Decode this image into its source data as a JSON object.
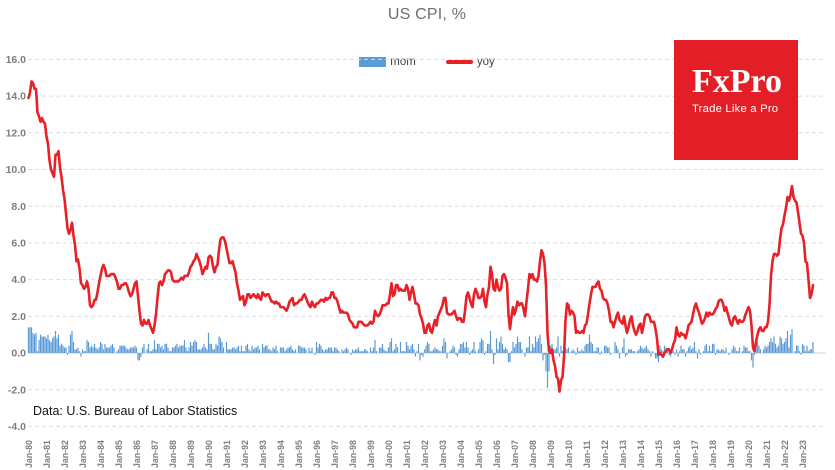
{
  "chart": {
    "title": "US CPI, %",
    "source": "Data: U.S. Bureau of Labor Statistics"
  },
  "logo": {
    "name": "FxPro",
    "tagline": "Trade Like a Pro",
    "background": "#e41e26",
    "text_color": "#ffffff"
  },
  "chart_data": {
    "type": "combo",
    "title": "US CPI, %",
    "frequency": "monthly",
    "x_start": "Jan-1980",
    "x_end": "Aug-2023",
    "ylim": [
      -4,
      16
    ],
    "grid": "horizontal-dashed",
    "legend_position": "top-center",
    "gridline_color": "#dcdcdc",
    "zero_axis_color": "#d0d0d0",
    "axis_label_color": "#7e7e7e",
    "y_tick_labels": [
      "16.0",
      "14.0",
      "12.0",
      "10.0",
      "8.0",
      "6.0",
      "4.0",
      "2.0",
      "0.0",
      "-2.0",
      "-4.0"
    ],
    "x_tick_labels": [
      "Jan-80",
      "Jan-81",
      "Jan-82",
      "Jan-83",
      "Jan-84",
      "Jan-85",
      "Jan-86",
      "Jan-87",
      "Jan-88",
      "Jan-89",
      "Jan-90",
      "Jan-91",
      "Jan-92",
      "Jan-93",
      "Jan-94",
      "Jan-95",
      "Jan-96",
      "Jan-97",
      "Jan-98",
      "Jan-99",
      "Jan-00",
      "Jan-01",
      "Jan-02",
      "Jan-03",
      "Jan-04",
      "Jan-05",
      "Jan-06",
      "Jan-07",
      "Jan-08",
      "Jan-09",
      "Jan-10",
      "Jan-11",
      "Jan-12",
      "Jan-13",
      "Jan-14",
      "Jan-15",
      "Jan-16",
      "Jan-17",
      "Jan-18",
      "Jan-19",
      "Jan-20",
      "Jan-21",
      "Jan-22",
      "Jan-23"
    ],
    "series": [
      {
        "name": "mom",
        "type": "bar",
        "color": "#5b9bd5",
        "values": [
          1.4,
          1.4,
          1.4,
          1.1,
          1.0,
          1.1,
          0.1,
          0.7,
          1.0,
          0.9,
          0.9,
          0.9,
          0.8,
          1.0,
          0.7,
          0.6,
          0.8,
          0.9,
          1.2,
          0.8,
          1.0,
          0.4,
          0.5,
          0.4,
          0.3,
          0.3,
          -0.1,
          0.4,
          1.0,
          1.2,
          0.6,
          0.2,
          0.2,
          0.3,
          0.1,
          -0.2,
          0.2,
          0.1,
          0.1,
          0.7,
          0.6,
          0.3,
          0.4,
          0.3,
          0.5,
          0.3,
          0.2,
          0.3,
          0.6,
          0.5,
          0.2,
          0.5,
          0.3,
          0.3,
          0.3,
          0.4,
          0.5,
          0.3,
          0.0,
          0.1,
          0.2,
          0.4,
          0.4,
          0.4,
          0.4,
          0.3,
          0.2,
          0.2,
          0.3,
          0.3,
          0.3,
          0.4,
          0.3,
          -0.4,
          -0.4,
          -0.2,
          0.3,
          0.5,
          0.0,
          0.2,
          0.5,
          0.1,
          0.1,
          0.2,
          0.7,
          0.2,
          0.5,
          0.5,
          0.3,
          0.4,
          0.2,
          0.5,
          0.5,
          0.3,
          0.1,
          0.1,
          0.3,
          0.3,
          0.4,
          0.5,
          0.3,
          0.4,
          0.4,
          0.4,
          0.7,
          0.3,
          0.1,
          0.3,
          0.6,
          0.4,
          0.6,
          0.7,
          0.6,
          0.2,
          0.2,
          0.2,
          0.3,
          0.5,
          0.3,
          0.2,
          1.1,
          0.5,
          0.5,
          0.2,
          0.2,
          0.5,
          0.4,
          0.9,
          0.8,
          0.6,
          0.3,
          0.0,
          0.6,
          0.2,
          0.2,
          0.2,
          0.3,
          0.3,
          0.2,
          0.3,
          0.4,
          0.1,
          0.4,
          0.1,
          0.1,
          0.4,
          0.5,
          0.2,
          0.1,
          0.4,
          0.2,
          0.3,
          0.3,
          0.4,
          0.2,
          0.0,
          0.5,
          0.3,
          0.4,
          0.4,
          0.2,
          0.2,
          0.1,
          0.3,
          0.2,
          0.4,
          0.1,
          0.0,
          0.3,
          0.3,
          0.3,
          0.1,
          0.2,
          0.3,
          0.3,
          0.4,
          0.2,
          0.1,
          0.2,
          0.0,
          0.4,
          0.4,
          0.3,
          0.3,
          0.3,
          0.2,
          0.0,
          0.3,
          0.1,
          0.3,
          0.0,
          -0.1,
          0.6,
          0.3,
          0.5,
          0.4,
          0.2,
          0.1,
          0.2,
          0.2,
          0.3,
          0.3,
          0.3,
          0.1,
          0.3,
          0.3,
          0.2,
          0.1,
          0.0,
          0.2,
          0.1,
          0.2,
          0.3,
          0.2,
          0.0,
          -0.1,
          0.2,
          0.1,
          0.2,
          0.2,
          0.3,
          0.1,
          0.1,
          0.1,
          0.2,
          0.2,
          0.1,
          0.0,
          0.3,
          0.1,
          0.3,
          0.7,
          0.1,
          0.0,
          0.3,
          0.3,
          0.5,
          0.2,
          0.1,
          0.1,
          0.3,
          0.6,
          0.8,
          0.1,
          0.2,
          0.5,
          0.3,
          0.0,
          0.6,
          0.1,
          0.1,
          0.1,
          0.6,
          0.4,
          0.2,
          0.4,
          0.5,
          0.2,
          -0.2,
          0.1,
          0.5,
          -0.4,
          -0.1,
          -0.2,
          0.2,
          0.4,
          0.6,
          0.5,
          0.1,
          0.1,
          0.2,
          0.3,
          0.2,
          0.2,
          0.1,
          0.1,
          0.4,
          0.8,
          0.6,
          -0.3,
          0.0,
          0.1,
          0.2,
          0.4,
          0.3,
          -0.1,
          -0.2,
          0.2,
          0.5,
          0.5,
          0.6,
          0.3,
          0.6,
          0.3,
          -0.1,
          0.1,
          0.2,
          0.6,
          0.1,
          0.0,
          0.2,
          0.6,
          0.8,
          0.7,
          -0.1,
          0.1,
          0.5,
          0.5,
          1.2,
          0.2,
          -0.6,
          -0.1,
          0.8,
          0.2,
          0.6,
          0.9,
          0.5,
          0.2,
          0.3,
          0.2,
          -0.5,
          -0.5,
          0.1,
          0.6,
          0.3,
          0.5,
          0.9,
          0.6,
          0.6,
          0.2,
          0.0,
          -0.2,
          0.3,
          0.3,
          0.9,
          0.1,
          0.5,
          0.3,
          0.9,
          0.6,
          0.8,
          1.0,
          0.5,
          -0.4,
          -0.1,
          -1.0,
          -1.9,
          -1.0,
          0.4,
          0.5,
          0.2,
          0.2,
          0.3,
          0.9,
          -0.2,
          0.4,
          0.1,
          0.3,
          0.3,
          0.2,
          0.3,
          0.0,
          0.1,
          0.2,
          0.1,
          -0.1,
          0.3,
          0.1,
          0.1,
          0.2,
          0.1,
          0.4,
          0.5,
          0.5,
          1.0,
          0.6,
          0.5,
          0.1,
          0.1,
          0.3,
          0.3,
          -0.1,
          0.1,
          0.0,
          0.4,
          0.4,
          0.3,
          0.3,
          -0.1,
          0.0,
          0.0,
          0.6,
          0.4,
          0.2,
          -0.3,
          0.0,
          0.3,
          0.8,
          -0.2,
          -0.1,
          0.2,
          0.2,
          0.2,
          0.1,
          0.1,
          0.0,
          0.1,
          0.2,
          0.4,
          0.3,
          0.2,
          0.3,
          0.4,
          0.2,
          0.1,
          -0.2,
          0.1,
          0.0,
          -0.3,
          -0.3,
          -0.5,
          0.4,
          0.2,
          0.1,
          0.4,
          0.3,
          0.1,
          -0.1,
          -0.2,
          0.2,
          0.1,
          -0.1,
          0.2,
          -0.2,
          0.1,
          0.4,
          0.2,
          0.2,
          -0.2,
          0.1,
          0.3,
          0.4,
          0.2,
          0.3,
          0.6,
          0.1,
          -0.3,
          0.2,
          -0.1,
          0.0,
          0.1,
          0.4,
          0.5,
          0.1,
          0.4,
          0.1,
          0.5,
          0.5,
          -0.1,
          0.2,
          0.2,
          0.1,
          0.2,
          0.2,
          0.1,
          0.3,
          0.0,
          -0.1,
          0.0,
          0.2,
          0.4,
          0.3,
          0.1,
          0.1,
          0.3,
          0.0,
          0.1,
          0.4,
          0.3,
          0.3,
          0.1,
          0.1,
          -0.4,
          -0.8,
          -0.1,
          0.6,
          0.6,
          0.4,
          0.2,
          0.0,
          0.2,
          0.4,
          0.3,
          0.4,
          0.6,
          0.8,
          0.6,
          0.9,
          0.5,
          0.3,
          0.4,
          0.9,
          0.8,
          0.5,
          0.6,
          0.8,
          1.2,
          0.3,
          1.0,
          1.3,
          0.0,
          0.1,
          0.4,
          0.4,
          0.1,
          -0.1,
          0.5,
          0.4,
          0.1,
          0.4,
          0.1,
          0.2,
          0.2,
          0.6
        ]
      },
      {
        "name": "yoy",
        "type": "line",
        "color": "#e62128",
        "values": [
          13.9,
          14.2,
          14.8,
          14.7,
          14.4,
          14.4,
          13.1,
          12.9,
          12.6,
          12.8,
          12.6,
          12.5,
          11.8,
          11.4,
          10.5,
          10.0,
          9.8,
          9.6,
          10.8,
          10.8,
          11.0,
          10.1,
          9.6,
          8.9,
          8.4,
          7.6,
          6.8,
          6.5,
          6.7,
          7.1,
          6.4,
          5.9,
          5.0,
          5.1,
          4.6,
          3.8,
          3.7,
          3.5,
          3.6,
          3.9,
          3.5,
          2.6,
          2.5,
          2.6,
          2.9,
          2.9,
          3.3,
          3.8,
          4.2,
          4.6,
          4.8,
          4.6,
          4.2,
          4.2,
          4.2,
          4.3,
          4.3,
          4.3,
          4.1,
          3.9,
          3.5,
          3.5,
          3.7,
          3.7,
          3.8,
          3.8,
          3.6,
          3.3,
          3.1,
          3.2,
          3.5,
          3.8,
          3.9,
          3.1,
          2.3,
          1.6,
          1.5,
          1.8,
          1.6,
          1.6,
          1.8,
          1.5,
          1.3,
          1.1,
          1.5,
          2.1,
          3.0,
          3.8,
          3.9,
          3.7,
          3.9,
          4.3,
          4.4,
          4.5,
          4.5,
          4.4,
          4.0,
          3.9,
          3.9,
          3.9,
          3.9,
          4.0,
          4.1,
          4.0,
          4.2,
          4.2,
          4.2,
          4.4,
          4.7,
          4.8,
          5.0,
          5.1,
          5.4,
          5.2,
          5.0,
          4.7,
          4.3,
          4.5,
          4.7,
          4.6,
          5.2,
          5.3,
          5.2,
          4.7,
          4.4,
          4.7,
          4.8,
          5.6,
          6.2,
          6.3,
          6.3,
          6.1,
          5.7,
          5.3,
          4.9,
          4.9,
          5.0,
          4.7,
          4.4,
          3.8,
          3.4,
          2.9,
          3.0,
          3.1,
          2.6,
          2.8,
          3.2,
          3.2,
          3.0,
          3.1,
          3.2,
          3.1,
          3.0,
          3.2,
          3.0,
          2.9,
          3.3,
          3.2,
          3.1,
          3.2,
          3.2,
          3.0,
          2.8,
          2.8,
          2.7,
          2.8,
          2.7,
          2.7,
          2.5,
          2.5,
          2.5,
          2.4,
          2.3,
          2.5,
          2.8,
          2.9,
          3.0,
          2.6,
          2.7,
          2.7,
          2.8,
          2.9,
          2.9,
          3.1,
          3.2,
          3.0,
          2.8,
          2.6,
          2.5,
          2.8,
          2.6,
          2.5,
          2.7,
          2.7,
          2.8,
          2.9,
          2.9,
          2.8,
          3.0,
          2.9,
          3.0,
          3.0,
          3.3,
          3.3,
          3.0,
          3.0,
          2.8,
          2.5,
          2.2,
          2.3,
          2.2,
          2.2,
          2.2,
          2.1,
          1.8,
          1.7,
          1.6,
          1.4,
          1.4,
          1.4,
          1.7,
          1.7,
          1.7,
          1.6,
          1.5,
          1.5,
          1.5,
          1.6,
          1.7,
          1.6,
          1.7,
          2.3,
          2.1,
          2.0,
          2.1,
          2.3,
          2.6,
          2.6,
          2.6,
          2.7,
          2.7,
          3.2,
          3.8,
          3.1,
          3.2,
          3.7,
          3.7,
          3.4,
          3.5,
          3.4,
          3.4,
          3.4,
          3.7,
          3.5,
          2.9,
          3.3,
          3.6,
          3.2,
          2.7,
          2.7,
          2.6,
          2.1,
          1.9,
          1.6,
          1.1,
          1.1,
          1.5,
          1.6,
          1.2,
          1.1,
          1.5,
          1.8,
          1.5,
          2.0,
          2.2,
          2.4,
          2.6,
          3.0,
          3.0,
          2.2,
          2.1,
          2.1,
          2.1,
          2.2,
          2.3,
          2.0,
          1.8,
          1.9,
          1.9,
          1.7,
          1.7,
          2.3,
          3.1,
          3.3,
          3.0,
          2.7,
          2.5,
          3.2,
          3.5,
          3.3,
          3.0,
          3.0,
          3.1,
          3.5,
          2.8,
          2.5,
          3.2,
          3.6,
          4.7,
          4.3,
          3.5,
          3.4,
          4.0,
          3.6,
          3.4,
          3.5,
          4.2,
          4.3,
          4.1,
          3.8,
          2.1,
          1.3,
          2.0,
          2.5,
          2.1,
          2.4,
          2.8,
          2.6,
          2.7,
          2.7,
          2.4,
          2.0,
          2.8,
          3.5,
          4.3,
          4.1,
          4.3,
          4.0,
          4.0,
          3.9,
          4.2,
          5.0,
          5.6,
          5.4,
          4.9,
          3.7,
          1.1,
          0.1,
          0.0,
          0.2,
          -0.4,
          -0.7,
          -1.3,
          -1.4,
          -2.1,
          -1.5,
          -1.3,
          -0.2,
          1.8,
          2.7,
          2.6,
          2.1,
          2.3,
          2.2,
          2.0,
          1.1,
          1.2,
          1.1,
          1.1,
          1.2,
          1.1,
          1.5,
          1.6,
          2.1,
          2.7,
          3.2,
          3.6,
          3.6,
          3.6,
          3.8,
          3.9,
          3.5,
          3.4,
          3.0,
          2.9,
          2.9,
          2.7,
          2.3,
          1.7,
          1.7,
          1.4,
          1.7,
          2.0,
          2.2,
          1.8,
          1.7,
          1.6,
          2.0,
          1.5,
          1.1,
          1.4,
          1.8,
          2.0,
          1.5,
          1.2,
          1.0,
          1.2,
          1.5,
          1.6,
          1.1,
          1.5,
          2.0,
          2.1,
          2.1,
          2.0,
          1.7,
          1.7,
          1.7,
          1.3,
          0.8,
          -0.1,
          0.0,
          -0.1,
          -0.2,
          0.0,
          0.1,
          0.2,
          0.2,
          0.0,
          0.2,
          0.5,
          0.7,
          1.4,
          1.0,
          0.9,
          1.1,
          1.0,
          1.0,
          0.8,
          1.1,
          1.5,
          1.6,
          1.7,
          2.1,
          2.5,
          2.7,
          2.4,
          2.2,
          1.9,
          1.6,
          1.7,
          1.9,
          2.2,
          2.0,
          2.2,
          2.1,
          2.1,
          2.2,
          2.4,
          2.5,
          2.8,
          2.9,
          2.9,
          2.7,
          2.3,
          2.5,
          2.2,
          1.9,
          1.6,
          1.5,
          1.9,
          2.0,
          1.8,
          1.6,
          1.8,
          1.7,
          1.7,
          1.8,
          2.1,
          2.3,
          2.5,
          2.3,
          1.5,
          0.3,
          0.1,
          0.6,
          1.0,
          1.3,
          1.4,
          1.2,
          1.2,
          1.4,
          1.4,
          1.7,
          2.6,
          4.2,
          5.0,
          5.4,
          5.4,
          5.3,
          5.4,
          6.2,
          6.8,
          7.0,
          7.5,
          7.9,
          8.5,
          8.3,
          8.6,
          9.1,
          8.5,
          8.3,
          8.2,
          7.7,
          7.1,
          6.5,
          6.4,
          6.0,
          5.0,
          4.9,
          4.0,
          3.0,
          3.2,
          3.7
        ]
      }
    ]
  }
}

## STATED EXERCISE
Look above for lines with the word "source" and copy them all.

## RESPONSE
Decode this image into its source data as a JSON object.
    "source": "Data: U.S. Bureau of Labor Statistics"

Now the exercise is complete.